* Start Input *
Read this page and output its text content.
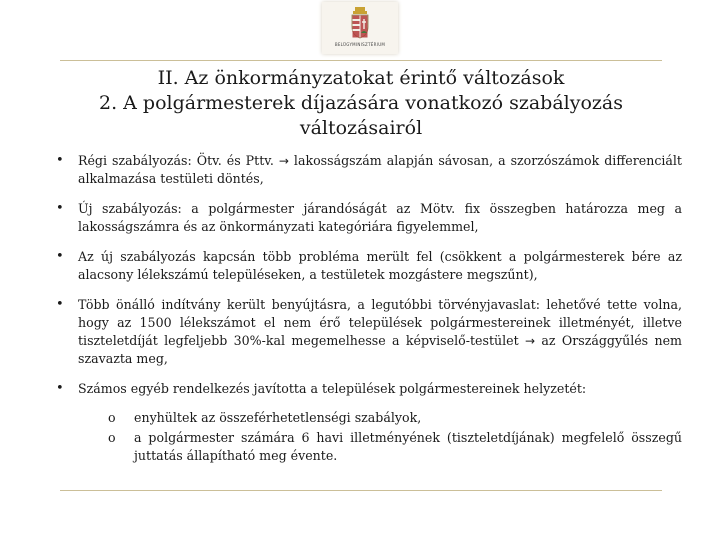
BELÜGYMINISZTÉRIUM
II. Az önkormányzatokat érintő változások
2. A polgármesterek díjazására vonatkozó szabályozás
változásairól
• Régi szabályozás: Ötv. és Pttv. → lakosságszám alapján sávosan, a szorzószámok differenciált alkalmazása testületi döntés,
• Új szabályozás: a polgármester járandóságát az Mötv. fix összegben határozza meg a lakosságszámra és az önkormányzati kategóriára figyelemmel,
• Az új szabályozás kapcsán több probléma merült fel (csökkent a polgármesterek bére az alacsony lélekszámú településeken, a testületek mozgástere megszűnt),
• Több önálló indítvány került benyújtásra, a legutóbbi törvényjavaslat: lehetővé tette volna, hogy az 1500 lélekszámot el nem érő települések polgármestereinek illetményét, illetve tiszteletdíját legfeljebb 30%-kal megemelhesse a képviselő-testület → az Országgyűlés nem szavazta meg,
• Számos egyéb rendelkezés javította a települések polgármestereinek helyzetét:
o enyhültek az összeférhetetlenségi szabályok,
o a polgármester számára 6 havi illetményének (tiszteletdíjának) megfelelő összegű juttatás állapítható meg évente.
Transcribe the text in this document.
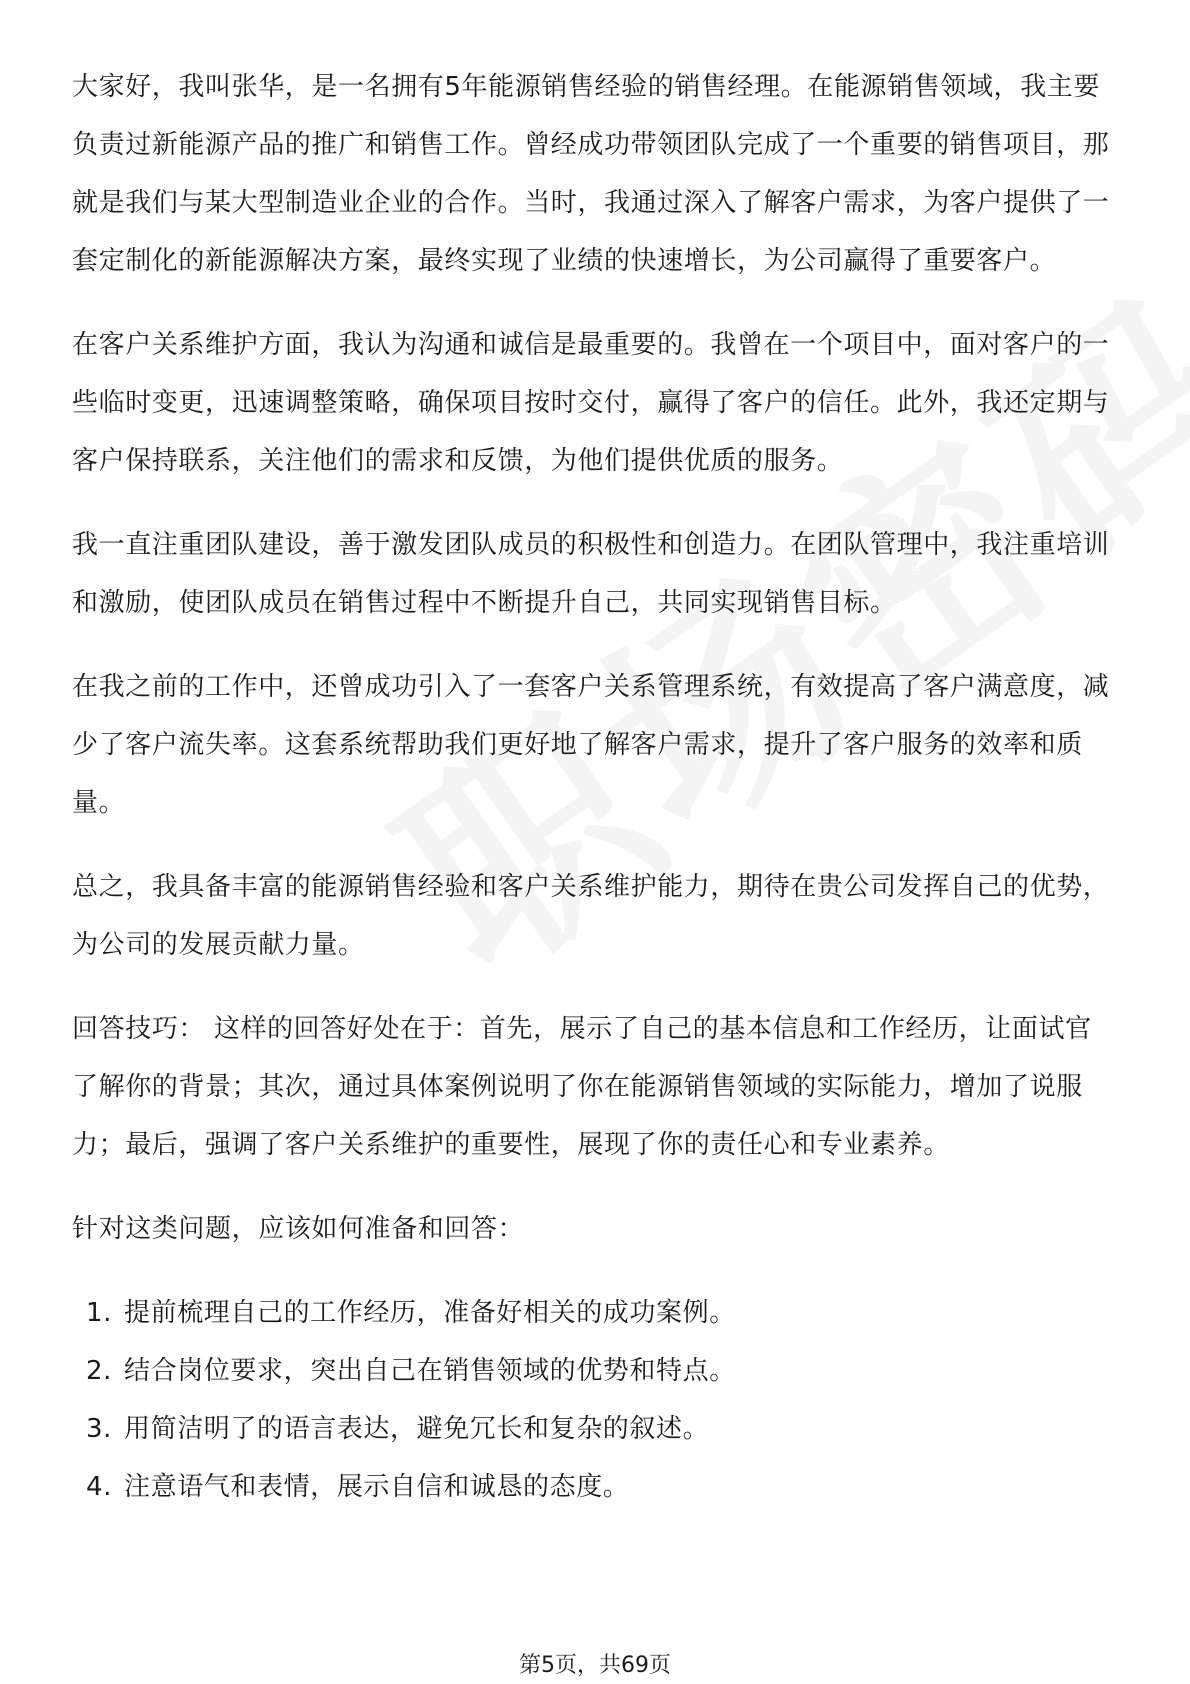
大家好，我叫张华，是一名拥有5年能源销售经验的销售经理。在能源销售领域，我主要负责过新能源产品的推广和销售工作。曾经成功带领团队完成了一个重要的销售项目，那就是我们与某大型制造业企业的合作。当时，我通过深入了解客户需求，为客户提供了一套定制化的新能源解决方案，最终实现了业绩的快速增长，为公司赢得了重要客户。

在客户关系维护方面，我认为沟通和诚信是最重要的。我曾在一个项目中，面对客户的一些临时变更，迅速调整策略，确保项目按时交付，赢得了客户的信任。此外，我还定期与客户保持联系，关注他们的需求和反馈，为他们提供优质的服务。

我一直注重团队建设，善于激发团队成员的积极性和创造力。在团队管理中，我注重培训和激励，使团队成员在销售过程中不断提升自己，共同实现销售目标。

在我之前的工作中，还曾成功引入了一套客户关系管理系统，有效提高了客户满意度，减少了客户流失率。这套系统帮助我们更好地了解客户需求，提升了客户服务的效率和质量。

总之，我具备丰富的能源销售经验和客户关系维护能力，期待在贵公司发挥自己的优势，为公司的发展贡献力量。

回答技巧： 这样的回答好处在于：首先，展示了自己的基本信息和工作经历，让面试官了解你的背景；其次，通过具体案例说明了你在能源销售领域的实际能力，增加了说服力；最后，强调了客户关系维护的重要性，展现了你的责任心和专业素养。

针对这类问题，应该如何准备和回答：

1. 提前梳理自己的工作经历，准备好相关的成功案例。
2. 结合岗位要求，突出自己在销售领域的优势和特点。
3. 用简洁明了的语言表达，避免冗长和复杂的叙述。
4. 注意语气和表情，展示自信和诚恳的态度。
第5页，共69页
* End Input *
■ Task goal:
Leave out every picture and write out exactly the lines running from the line containing "Transcribe the text in this document." to the end of the listing above.

■ Solution to this task:
Transcribe the text in this document.
大家好，我叫张华，是一名拥有5年能源销售经验的销售经理。在能源销售领域，我主要负责过新能源产品的推广和销售工作。曾经成功带领团队完成了一个重要的销售项目，那就是我们与某大型制造业企业的合作。当时，我通过深入了解客户需求，为客户提供了一套定制化的新能源解决方案，最终实现了业绩的快速增长，为公司赢得了重要客户。

在客户关系维护方面，我认为沟通和诚信是最重要的。我曾在一个项目中，面对客户的一些临时变更，迅速调整策略，确保项目按时交付，赢得了客户的信任。此外，我还定期与客户保持联系，关注他们的需求和反馈，为他们提供优质的服务。

我一直注重团队建设，善于激发团队成员的积极性和创造力。在团队管理中，我注重培训和激励，使团队成员在销售过程中不断提升自己，共同实现销售目标。

在我之前的工作中，还曾成功引入了一套客户关系管理系统，有效提高了客户满意度，减少了客户流失率。这套系统帮助我们更好地了解客户需求，提升了客户服务的效率和质量。

总之，我具备丰富的能源销售经验和客户关系维护能力，期待在贵公司发挥自己的优势，为公司的发展贡献力量。

回答技巧： 这样的回答好处在于：首先，展示了自己的基本信息和工作经历，让面试官了解你的背景；其次，通过具体案例说明了你在能源销售领域的实际能力，增加了说服力；最后，强调了客户关系维护的重要性，展现了你的责任心和专业素养。

针对这类问题，应该如何准备和回答：

1. 提前梳理自己的工作经历，准备好相关的成功案例。
2. 结合岗位要求，突出自己在销售领域的优势和特点。
3. 用简洁明了的语言表达，避免冗长和复杂的叙述。
4. 注意语气和表情，展示自信和诚恳的态度。
第5页，共69页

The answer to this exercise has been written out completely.